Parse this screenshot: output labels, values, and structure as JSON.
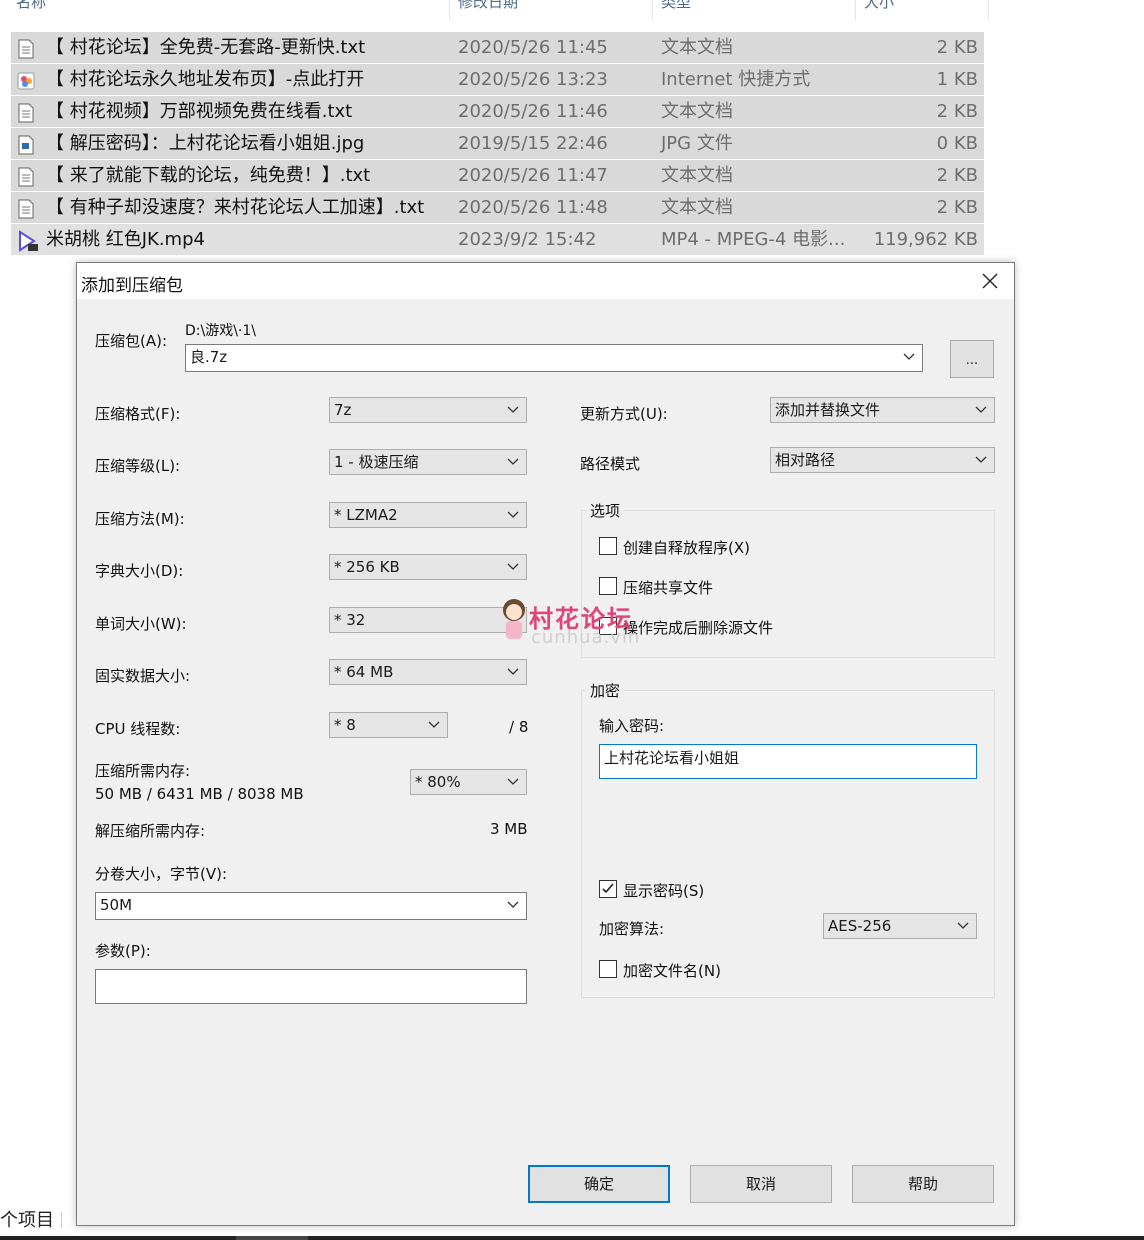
{
  "explorer": {
    "columns": [
      "名称",
      "修改日期",
      "类型",
      "大小"
    ],
    "files": [
      {
        "name": "【 村花论坛】全免费-无套路-更新快.txt",
        "date": "2020/5/26 11:45",
        "type": "文本文档",
        "size": "2 KB",
        "icon": "text-file-icon"
      },
      {
        "name": "【 村花论坛永久地址发布页】-点此打开",
        "date": "2020/5/26 13:23",
        "type": "Internet 快捷方式",
        "size": "1 KB",
        "icon": "internet-shortcut-icon"
      },
      {
        "name": "【 村花视频】万部视频免费在线看.txt",
        "date": "2020/5/26 11:46",
        "type": "文本文档",
        "size": "2 KB",
        "icon": "text-file-icon"
      },
      {
        "name": "【 解压密码】：上村花论坛看小姐姐.jpg",
        "date": "2019/5/15 22:46",
        "type": "JPG 文件",
        "size": "0 KB",
        "icon": "image-file-icon"
      },
      {
        "name": "【 来了就能下载的论坛，纯免费！】.txt",
        "date": "2020/5/26 11:47",
        "type": "文本文档",
        "size": "2 KB",
        "icon": "text-file-icon"
      },
      {
        "name": "【 有种子却没速度？来村花论坛人工加速】.txt",
        "date": "2020/5/26 11:48",
        "type": "文本文档",
        "size": "2 KB",
        "icon": "text-file-icon"
      },
      {
        "name": "米胡桃  红色JK.mp4",
        "date": "2023/9/2 15:42",
        "type": "MP4 - MPEG-4 电影...",
        "size": "119,962 KB",
        "icon": "video-file-icon"
      }
    ],
    "status": "个项目"
  },
  "dialog": {
    "title": "添加到压缩包",
    "archive_label": "压缩包(A):",
    "archive_path": "D:\\游戏\\·1\\",
    "archive_name": "良.7z",
    "browse_label": "...",
    "format_label": "压缩格式(F):",
    "format_value": "7z",
    "level_label": "压缩等级(L):",
    "level_value": "1 - 极速压缩",
    "method_label": "压缩方法(M):",
    "method_value": "* LZMA2",
    "dict_label": "字典大小(D):",
    "dict_value": "* 256 KB",
    "word_label": "单词大小(W):",
    "word_value": "* 32",
    "solid_label": "固实数据大小:",
    "solid_value": "* 64 MB",
    "cpu_label": "CPU 线程数:",
    "cpu_value": "* 8",
    "cpu_total": "/ 8",
    "mem_label": "压缩所需内存:",
    "mem_value": "50 MB / 6431 MB / 8038 MB",
    "mem_percent": "* 80%",
    "decomp_label": "解压缩所需内存:",
    "decomp_value": "3 MB",
    "volume_label": "分卷大小，字节(V):",
    "volume_value": "50M",
    "params_label": "参数(P):",
    "params_value": "",
    "update_label": "更新方式(U):",
    "update_value": "添加并替换文件",
    "path_label": "路径模式",
    "path_value": "相对路径",
    "options_title": "选项",
    "opt_sfx": "创建自释放程序(X)",
    "opt_shared": "压缩共享文件",
    "opt_delete": "操作完成后删除源文件",
    "encryption_title": "加密",
    "password_label": "输入密码:",
    "password_value": "上村花论坛看小姐姐",
    "show_password": "显示密码(S)",
    "show_password_checked": true,
    "algo_label": "加密算法:",
    "algo_value": "AES-256",
    "encrypt_names": "加密文件名(N)",
    "ok": "确定",
    "cancel": "取消",
    "help": "帮助"
  },
  "watermark": {
    "text": "村花论坛",
    "sub": "cunhua.vin"
  }
}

**Directive**. Leave the pictures out and print the records above exactly as they stand.

**Solution below**.
Parse this screenshot: output labels, values, and structure as JSON.
{
  "explorer": {
    "columns": [
      "名称",
      "修改日期",
      "类型",
      "大小"
    ],
    "files": [
      {
        "name": "【 村花论坛】全免费-无套路-更新快.txt",
        "date": "2020/5/26 11:45",
        "type": "文本文档",
        "size": "2 KB",
        "icon": "text-file-icon"
      },
      {
        "name": "【 村花论坛永久地址发布页】-点此打开",
        "date": "2020/5/26 13:23",
        "type": "Internet 快捷方式",
        "size": "1 KB",
        "icon": "internet-shortcut-icon"
      },
      {
        "name": "【 村花视频】万部视频免费在线看.txt",
        "date": "2020/5/26 11:46",
        "type": "文本文档",
        "size": "2 KB",
        "icon": "text-file-icon"
      },
      {
        "name": "【 解压密码】：上村花论坛看小姐姐.jpg",
        "date": "2019/5/15 22:46",
        "type": "JPG 文件",
        "size": "0 KB",
        "icon": "image-file-icon"
      },
      {
        "name": "【 来了就能下载的论坛，纯免费！】.txt",
        "date": "2020/5/26 11:47",
        "type": "文本文档",
        "size": "2 KB",
        "icon": "text-file-icon"
      },
      {
        "name": "【 有种子却没速度？来村花论坛人工加速】.txt",
        "date": "2020/5/26 11:48",
        "type": "文本文档",
        "size": "2 KB",
        "icon": "text-file-icon"
      },
      {
        "name": "米胡桃  红色JK.mp4",
        "date": "2023/9/2 15:42",
        "type": "MP4 - MPEG-4 电影...",
        "size": "119,962 KB",
        "icon": "video-file-icon"
      }
    ],
    "status": "个项目"
  },
  "dialog": {
    "title": "添加到压缩包",
    "archive_label": "压缩包(A):",
    "archive_path": "D:\\游戏\\·1\\",
    "archive_name": "良.7z",
    "browse_label": "...",
    "format_label": "压缩格式(F):",
    "format_value": "7z",
    "level_label": "压缩等级(L):",
    "level_value": "1 - 极速压缩",
    "method_label": "压缩方法(M):",
    "method_value": "* LZMA2",
    "dict_label": "字典大小(D):",
    "dict_value": "* 256 KB",
    "word_label": "单词大小(W):",
    "word_value": "* 32",
    "solid_label": "固实数据大小:",
    "solid_value": "* 64 MB",
    "cpu_label": "CPU 线程数:",
    "cpu_value": "* 8",
    "cpu_total": "/ 8",
    "mem_label": "压缩所需内存:",
    "mem_value": "50 MB / 6431 MB / 8038 MB",
    "mem_percent": "* 80%",
    "decomp_label": "解压缩所需内存:",
    "decomp_value": "3 MB",
    "volume_label": "分卷大小，字节(V):",
    "volume_value": "50M",
    "params_label": "参数(P):",
    "params_value": "",
    "update_label": "更新方式(U):",
    "update_value": "添加并替换文件",
    "path_label": "路径模式",
    "path_value": "相对路径",
    "options_title": "选项",
    "opt_sfx": "创建自释放程序(X)",
    "opt_shared": "压缩共享文件",
    "opt_delete": "操作完成后删除源文件",
    "encryption_title": "加密",
    "password_label": "输入密码:",
    "password_value": "上村花论坛看小姐姐",
    "show_password": "显示密码(S)",
    "show_password_checked": true,
    "algo_label": "加密算法:",
    "algo_value": "AES-256",
    "encrypt_names": "加密文件名(N)",
    "ok": "确定",
    "cancel": "取消",
    "help": "帮助"
  },
  "watermark": {
    "text": "村花论坛",
    "sub": "cunhua.vin"
  }
}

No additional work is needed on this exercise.